(Goal): Below are records to transcribe exactly, without their pictures.

------ Records provided

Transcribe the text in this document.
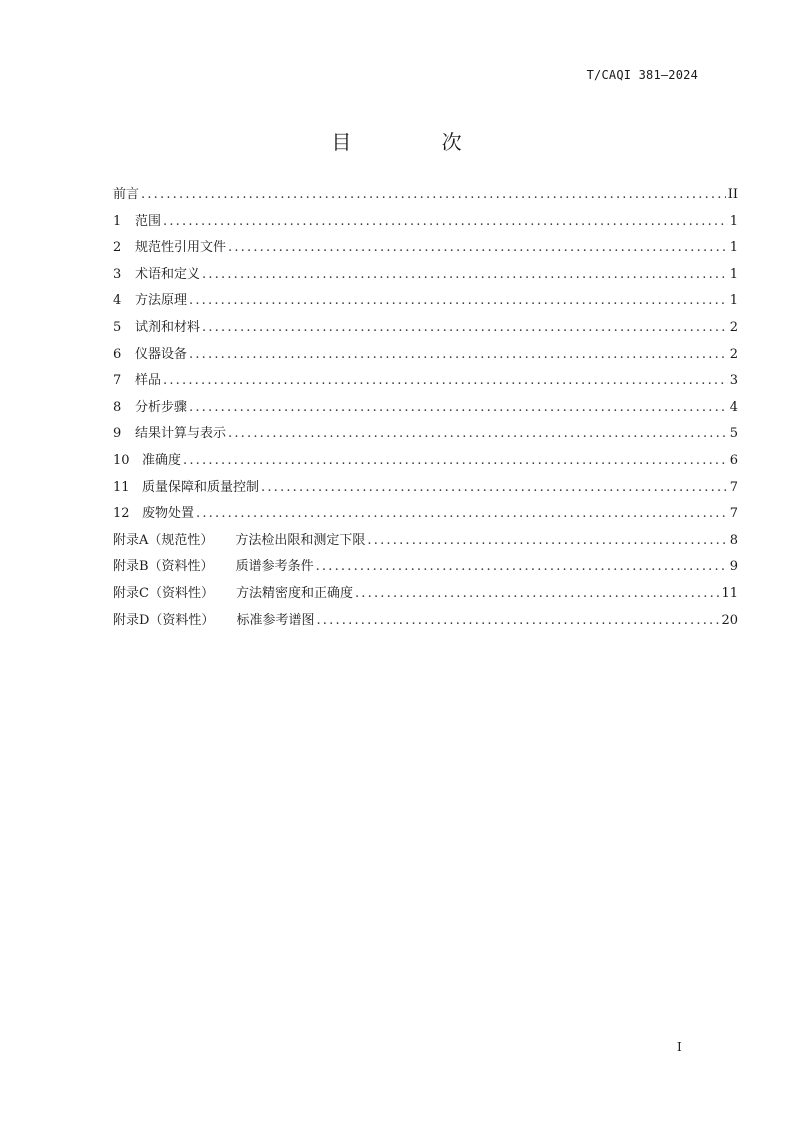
T/CAQI 381—2024
目 次
前言 .....	II
1	范围 .....	1
2	规范性引用文件 .....	1
3	术语和定义 .....	1
4	方法原理 .....	1
5	试剂和材料 .....	2
6	仪器设备 .....	2
7	样品 .....	3
8	分析步骤 .....	4
9	结果计算与表示 .....	5
10 准确度 .....	6
11 质量保障和质量控制 .....	7
12 废物处置 .....	7
附录A（规范性）	方法检出限和测定下限 .....	8
附录B（资料性）	质谱参考条件 .....	9
附录C（资料性）	方法精密度和正确度 .....	11
附录D（资料性）	标准参考谱图 .....	20
I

------------

(Task result):
Transcribe the text in this document.
T/CAQI 381—2024
目 次
前言 .....	II
1	范围 .....	1
2	规范性引用文件 .....	1
3	术语和定义 .....	1
4	方法原理 .....	1
5	试剂和材料 .....	2
6	仪器设备 .....	2
7	样品 .....	3
8	分析步骤 .....	4
9	结果计算与表示 .....	5
10 准确度 .....	6
11 质量保障和质量控制 .....	7
12 废物处置 .....	7
附录A（规范性）	方法检出限和测定下限 .....	8
附录B（资料性）	质谱参考条件 .....	9
附录C（资料性）	方法精密度和正确度 .....	11
附录D（资料性）	标准参考谱图 .....	20
I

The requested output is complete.